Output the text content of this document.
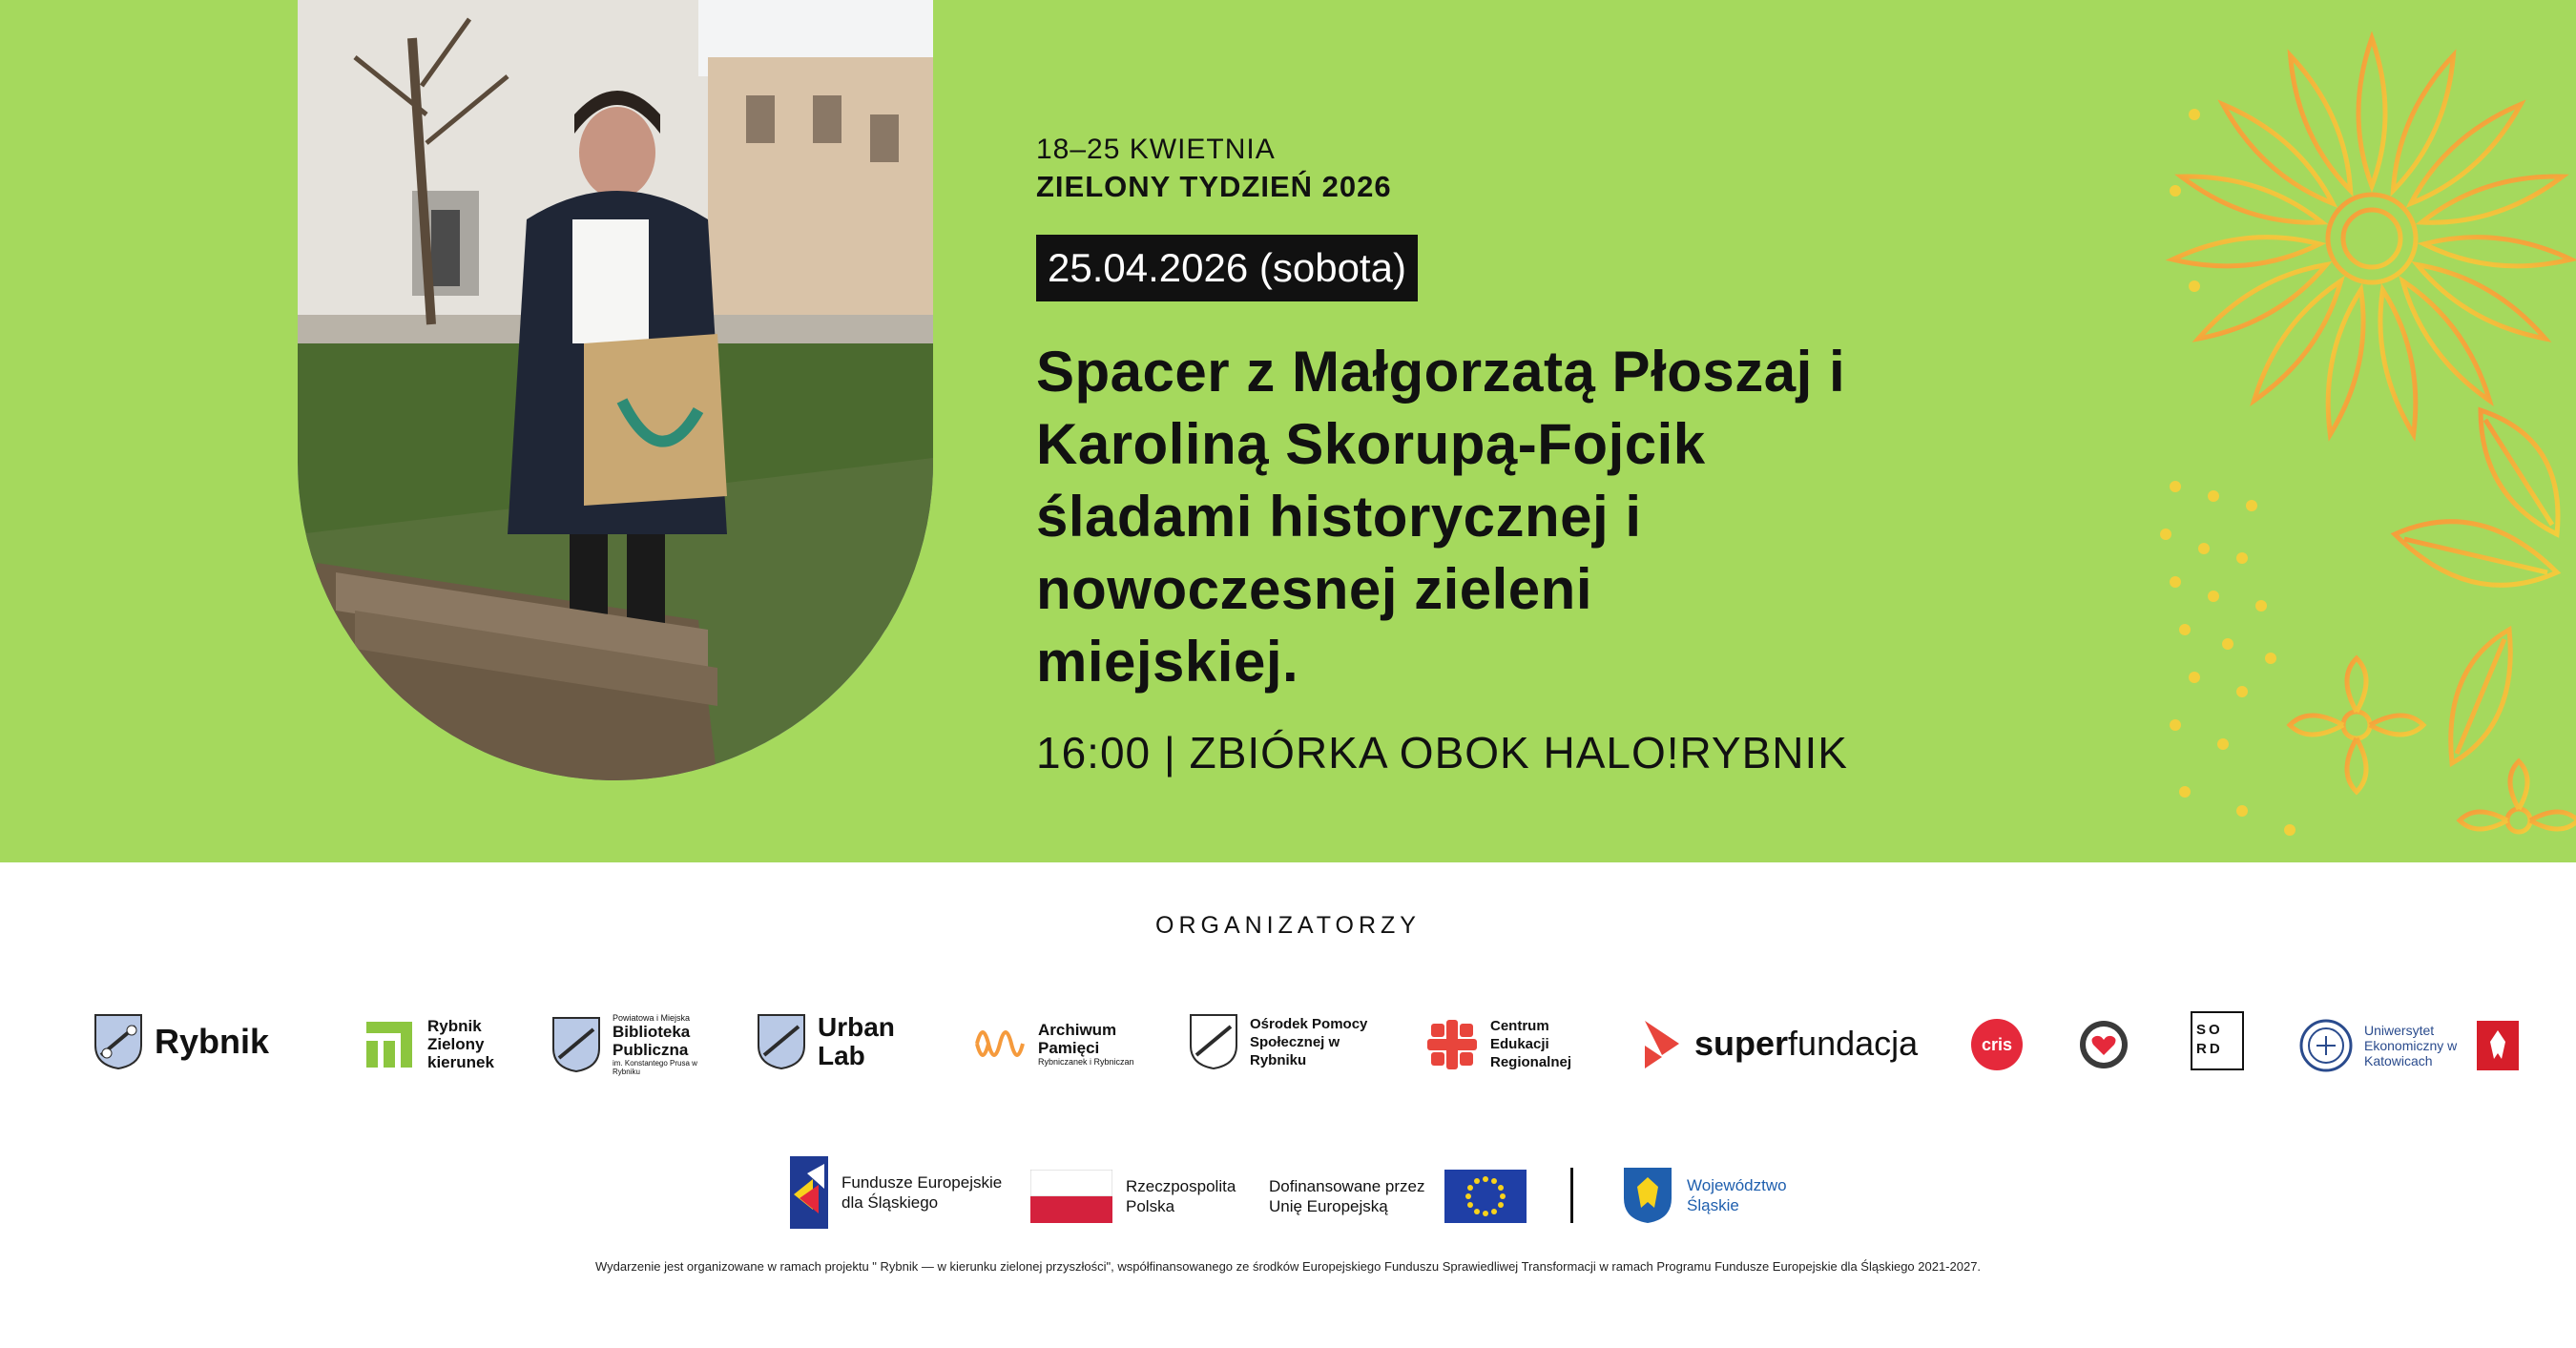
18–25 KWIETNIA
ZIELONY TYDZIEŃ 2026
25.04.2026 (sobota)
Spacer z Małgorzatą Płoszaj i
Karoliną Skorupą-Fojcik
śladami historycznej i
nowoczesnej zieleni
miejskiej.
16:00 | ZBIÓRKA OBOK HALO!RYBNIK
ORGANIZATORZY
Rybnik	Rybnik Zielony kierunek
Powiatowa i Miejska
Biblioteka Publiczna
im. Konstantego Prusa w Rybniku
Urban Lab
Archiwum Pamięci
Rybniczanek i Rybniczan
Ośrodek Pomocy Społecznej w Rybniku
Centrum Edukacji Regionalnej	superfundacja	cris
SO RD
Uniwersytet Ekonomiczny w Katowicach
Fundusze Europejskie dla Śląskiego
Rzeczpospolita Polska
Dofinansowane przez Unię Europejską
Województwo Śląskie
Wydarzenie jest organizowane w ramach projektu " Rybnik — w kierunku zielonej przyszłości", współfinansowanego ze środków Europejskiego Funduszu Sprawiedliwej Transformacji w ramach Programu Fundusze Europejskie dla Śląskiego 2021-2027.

-*-*-

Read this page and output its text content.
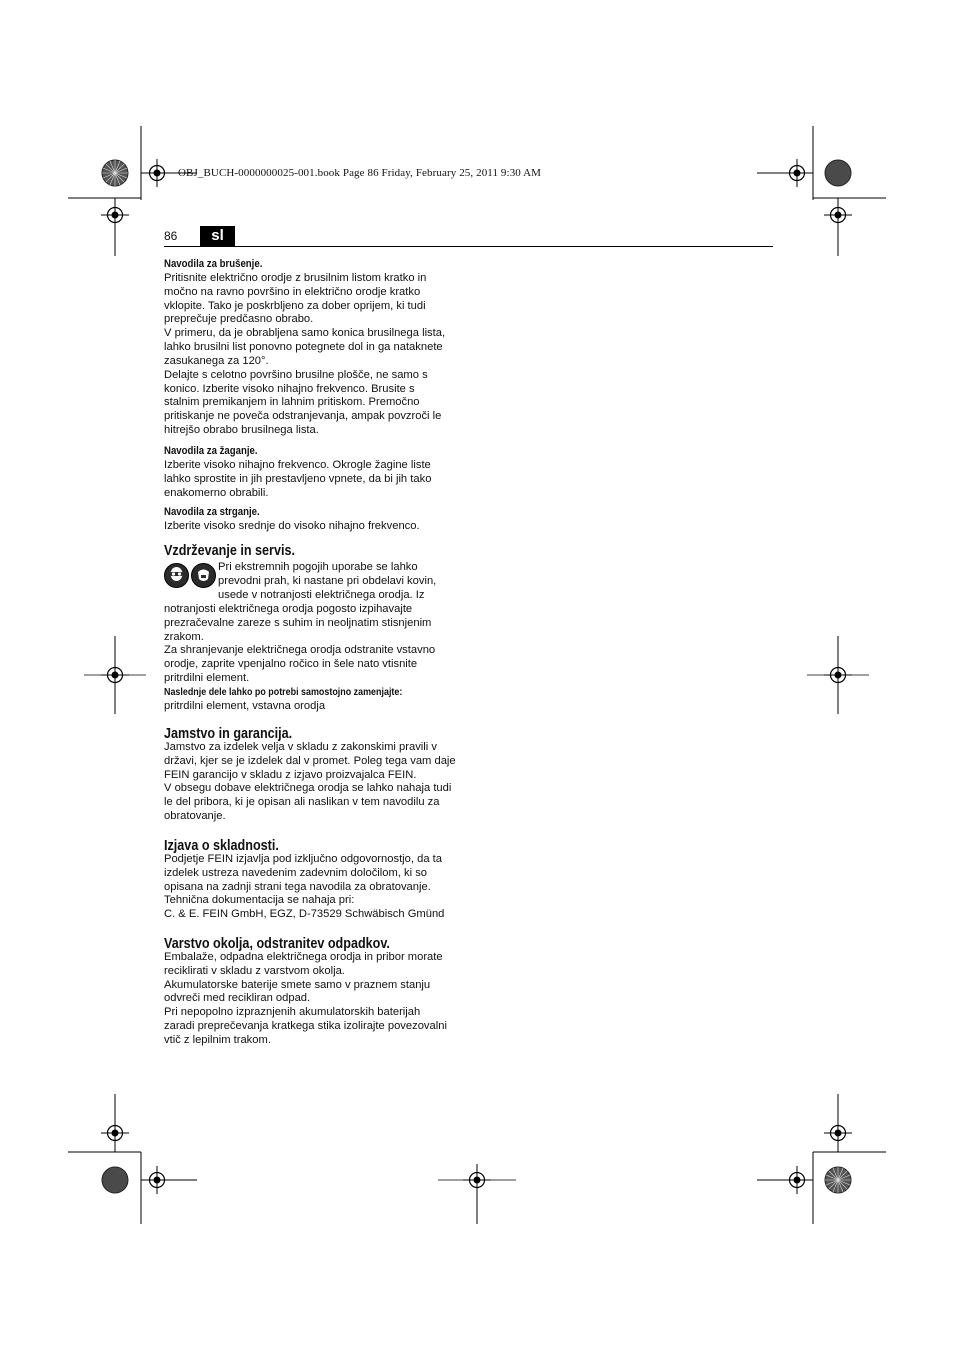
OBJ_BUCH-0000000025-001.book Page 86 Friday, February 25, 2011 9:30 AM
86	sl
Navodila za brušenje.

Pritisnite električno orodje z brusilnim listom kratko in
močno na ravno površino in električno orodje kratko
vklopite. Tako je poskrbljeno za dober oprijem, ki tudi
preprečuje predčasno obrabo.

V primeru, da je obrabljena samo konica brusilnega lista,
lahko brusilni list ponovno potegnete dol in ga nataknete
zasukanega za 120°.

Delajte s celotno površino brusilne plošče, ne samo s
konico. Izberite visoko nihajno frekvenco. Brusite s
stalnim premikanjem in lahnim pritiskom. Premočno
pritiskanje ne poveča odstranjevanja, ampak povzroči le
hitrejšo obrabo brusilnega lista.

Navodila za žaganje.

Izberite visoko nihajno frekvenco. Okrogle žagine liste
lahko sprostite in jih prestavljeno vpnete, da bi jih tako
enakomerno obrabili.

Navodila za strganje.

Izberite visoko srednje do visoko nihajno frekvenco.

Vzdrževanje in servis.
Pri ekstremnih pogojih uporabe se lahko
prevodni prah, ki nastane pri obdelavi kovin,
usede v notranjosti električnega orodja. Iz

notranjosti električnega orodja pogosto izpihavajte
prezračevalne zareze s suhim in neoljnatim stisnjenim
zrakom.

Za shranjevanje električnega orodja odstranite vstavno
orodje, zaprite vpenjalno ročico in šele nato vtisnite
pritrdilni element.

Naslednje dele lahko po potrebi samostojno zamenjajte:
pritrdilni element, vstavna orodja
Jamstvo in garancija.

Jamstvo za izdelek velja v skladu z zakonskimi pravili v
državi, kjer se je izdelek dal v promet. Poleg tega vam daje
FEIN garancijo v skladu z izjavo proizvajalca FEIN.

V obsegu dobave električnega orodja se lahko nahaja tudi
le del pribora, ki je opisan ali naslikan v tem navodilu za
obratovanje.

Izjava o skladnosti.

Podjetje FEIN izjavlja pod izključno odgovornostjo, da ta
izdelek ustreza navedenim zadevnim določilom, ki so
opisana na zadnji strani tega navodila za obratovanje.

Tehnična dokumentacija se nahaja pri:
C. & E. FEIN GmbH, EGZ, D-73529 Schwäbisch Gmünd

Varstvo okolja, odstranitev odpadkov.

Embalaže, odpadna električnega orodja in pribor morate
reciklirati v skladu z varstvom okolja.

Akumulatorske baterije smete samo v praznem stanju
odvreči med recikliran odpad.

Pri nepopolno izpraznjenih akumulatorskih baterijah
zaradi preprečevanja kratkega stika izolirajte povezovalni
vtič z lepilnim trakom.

-*-*-

What you have to do: Pull out the lines above in which the word "skladu" appears.

Worked answer:
Jamstvo za izdelek velja v skladu z zakonskimi pravili v
FEIN garancijo v skladu z izjavo proizvajalca FEIN.
reciklirati v skladu z varstvom okolja.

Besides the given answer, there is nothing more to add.